_INFORMATION PROVIDED_.
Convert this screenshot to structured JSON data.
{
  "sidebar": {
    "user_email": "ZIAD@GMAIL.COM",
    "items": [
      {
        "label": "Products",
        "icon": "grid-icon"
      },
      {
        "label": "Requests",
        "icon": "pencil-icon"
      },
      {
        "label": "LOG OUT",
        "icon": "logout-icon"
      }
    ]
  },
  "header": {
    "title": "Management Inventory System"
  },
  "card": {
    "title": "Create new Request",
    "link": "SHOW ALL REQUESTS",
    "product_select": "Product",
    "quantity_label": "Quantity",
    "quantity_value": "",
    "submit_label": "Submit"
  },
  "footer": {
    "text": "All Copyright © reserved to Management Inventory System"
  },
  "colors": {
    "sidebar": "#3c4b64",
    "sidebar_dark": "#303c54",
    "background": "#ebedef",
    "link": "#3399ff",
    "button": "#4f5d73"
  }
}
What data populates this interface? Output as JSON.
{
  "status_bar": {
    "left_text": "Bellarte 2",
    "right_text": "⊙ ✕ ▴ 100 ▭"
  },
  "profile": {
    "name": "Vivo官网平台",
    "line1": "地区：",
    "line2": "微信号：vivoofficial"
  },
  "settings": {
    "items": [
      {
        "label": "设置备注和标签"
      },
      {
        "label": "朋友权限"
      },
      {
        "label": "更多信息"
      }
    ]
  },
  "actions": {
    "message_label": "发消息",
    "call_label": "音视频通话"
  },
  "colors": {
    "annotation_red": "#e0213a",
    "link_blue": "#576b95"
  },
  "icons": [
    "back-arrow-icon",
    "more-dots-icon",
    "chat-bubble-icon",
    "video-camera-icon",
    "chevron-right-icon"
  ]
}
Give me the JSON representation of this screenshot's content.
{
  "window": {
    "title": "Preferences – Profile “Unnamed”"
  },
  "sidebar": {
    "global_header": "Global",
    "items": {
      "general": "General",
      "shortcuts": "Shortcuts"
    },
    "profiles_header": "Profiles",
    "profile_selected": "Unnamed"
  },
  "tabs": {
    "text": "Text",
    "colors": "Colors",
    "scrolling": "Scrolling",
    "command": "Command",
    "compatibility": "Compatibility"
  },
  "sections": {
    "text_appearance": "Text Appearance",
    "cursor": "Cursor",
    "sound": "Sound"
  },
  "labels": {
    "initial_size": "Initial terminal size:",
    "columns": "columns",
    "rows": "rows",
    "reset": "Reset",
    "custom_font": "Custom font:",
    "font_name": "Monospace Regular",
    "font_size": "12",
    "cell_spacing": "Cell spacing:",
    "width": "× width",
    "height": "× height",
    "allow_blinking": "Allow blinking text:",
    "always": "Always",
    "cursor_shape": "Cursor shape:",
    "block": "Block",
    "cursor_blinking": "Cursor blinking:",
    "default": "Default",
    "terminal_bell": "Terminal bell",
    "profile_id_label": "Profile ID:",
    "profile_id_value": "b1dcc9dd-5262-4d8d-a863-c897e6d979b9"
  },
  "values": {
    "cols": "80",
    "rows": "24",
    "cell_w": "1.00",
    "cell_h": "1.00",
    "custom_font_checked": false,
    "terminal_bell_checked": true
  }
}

_STATED EXERCISE_. Repeat the records above exactly, from the first line to the last.

_RIGHT ANSWER_.
Convert this screenshot to structured JSON data.
{
  "sidebar": {
    "user_email": "ZIAD@GMAIL.COM",
    "items": [
      {
        "label": "Products",
        "icon": "grid-icon"
      },
      {
        "label": "Requests",
        "icon": "pencil-icon"
      },
      {
        "label": "LOG OUT",
        "icon": "logout-icon"
      }
    ]
  },
  "header": {
    "title": "Management Inventory System"
  },
  "card": {
    "title": "Create new Request",
    "link": "SHOW ALL REQUESTS",
    "product_select": "Product",
    "quantity_label": "Quantity",
    "quantity_value": "",
    "submit_label": "Submit"
  },
  "footer": {
    "text": "All Copyright © reserved to Management Inventory System"
  },
  "colors": {
    "sidebar": "#3c4b64",
    "sidebar_dark": "#303c54",
    "background": "#ebedef",
    "link": "#3399ff",
    "button": "#4f5d73"
  }
}
What data populates this interface? Output as JSON.
{
  "status_bar": {
    "left_text": "Bellarte 2",
    "right_text": "⊙ ✕ ▴ 100 ▭"
  },
  "profile": {
    "name": "Vivo官网平台",
    "line1": "地区：",
    "line2": "微信号：vivoofficial"
  },
  "settings": {
    "items": [
      {
        "label": "设置备注和标签"
      },
      {
        "label": "朋友权限"
      },
      {
        "label": "更多信息"
      }
    ]
  },
  "actions": {
    "message_label": "发消息",
    "call_label": "音视频通话"
  },
  "colors": {
    "annotation_red": "#e0213a",
    "link_blue": "#576b95"
  },
  "icons": [
    "back-arrow-icon",
    "more-dots-icon",
    "chat-bubble-icon",
    "video-camera-icon",
    "chevron-right-icon"
  ]
}
Give me the JSON representation of this screenshot's content.
{
  "window": {
    "title": "Preferences – Profile “Unnamed”"
  },
  "sidebar": {
    "global_header": "Global",
    "items": {
      "general": "General",
      "shortcuts": "Shortcuts"
    },
    "profiles_header": "Profiles",
    "profile_selected": "Unnamed"
  },
  "tabs": {
    "text": "Text",
    "colors": "Colors",
    "scrolling": "Scrolling",
    "command": "Command",
    "compatibility": "Compatibility"
  },
  "sections": {
    "text_appearance": "Text Appearance",
    "cursor": "Cursor",
    "sound": "Sound"
  },
  "labels": {
    "initial_size": "Initial terminal size:",
    "columns": "columns",
    "rows": "rows",
    "reset": "Reset",
    "custom_font": "Custom font:",
    "font_name": "Monospace Regular",
    "font_size": "12",
    "cell_spacing": "Cell spacing:",
    "width": "× width",
    "height": "× height",
    "allow_blinking": "Allow blinking text:",
    "always": "Always",
    "cursor_shape": "Cursor shape:",
    "block": "Block",
    "cursor_blinking": "Cursor blinking:",
    "default": "Default",
    "terminal_bell": "Terminal bell",
    "profile_id_label": "Profile ID:",
    "profile_id_value": "b1dcc9dd-5262-4d8d-a863-c897e6d979b9"
  },
  "values": {
    "cols": "80",
    "rows": "24",
    "cell_w": "1.00",
    "cell_h": "1.00",
    "custom_font_checked": false,
    "terminal_bell_checked": true
  }
}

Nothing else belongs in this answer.